Work to do
Answer with one number: the count of lines in this material that hold the word "tasks".
___
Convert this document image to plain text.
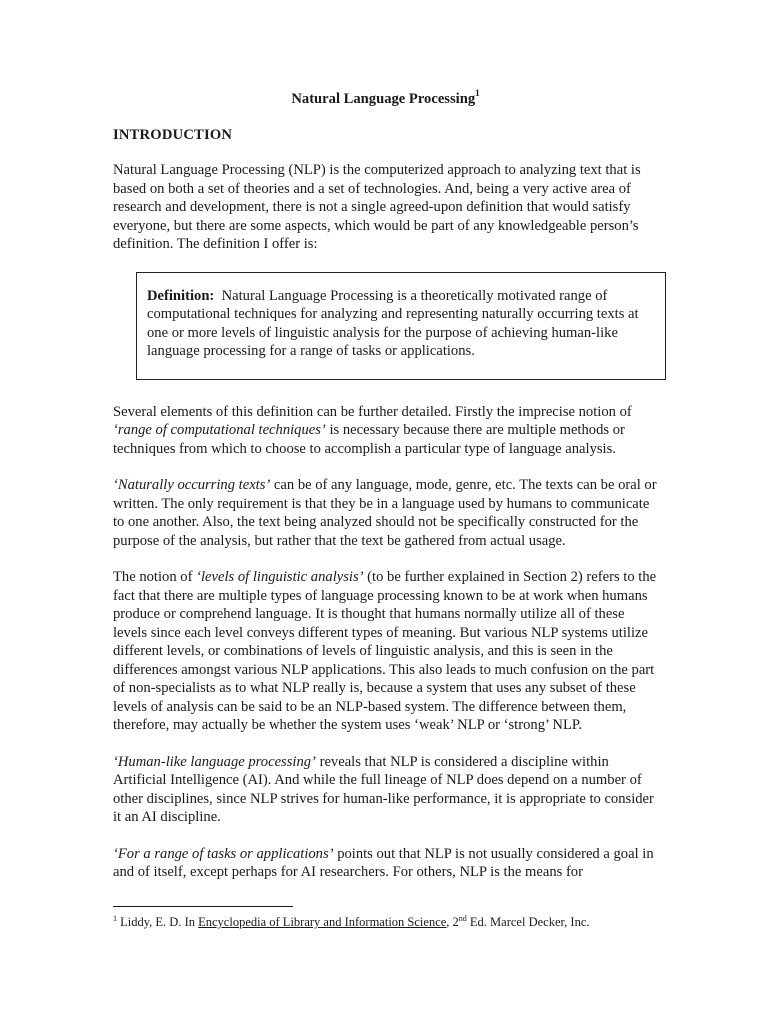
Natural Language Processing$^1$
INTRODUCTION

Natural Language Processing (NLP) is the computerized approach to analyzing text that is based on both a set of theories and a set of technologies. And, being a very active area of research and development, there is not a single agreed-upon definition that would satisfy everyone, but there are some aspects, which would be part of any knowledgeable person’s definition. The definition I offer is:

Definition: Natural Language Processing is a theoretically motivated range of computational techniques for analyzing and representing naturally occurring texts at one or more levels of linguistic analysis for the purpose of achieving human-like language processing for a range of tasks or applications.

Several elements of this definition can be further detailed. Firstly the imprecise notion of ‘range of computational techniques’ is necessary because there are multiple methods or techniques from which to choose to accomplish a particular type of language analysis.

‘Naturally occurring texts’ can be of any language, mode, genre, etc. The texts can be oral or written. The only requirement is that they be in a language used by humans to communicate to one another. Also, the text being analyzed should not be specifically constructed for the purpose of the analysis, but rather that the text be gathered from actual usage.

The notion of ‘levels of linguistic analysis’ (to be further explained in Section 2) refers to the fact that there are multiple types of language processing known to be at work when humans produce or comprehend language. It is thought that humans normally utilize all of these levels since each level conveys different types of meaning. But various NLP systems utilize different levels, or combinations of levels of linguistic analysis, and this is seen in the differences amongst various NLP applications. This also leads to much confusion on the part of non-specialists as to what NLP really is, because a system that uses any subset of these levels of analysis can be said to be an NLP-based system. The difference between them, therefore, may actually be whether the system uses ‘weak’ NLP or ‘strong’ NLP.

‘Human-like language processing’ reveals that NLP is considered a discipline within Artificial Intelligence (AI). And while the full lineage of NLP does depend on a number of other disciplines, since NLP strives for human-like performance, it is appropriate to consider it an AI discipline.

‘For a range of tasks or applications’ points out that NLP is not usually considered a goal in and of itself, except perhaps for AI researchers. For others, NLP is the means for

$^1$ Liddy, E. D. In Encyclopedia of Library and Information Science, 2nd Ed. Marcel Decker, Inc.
___
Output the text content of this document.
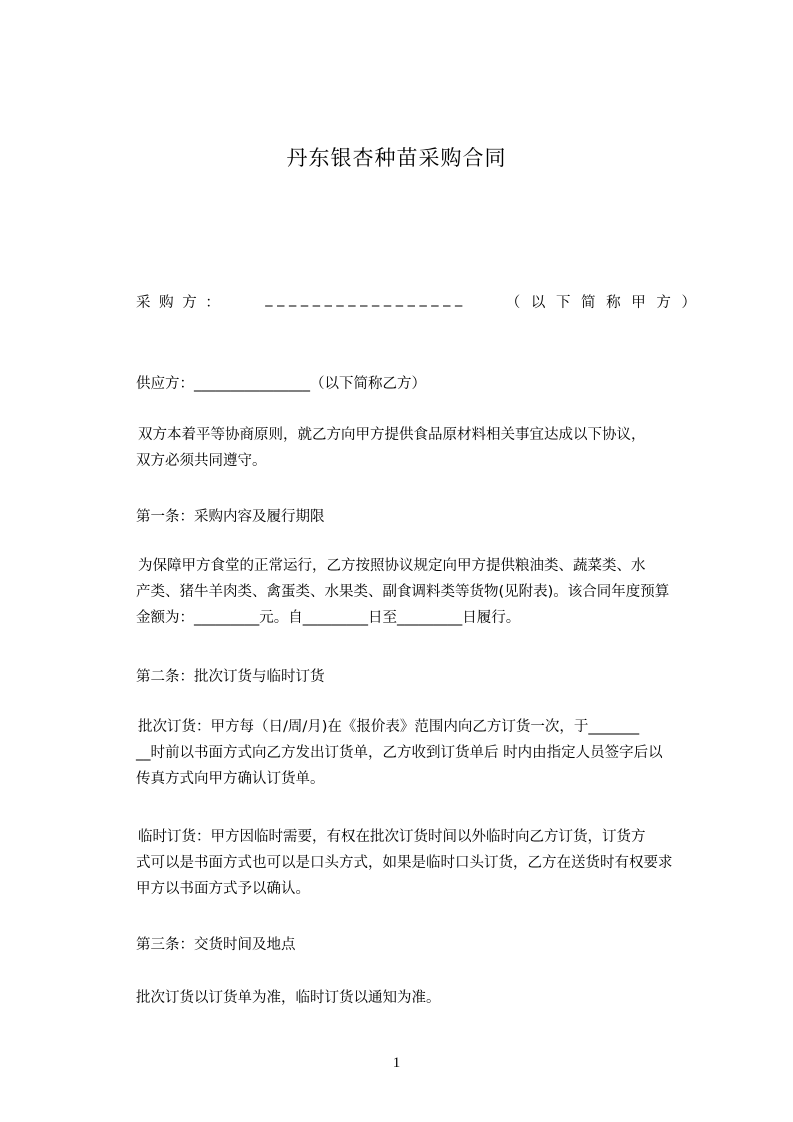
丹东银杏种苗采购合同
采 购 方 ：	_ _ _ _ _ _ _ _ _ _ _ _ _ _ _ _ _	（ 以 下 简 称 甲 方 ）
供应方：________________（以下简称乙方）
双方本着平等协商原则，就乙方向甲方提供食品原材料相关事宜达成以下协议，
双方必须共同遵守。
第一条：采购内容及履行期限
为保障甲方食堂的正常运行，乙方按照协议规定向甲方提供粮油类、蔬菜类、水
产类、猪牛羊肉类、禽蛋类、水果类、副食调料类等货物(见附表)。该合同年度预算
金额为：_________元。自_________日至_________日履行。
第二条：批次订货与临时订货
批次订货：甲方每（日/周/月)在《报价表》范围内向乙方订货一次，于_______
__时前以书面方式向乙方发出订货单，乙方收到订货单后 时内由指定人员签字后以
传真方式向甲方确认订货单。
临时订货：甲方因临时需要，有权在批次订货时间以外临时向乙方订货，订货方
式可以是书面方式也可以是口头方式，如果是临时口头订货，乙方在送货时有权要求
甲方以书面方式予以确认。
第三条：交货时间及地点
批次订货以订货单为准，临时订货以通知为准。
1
___
Task response
2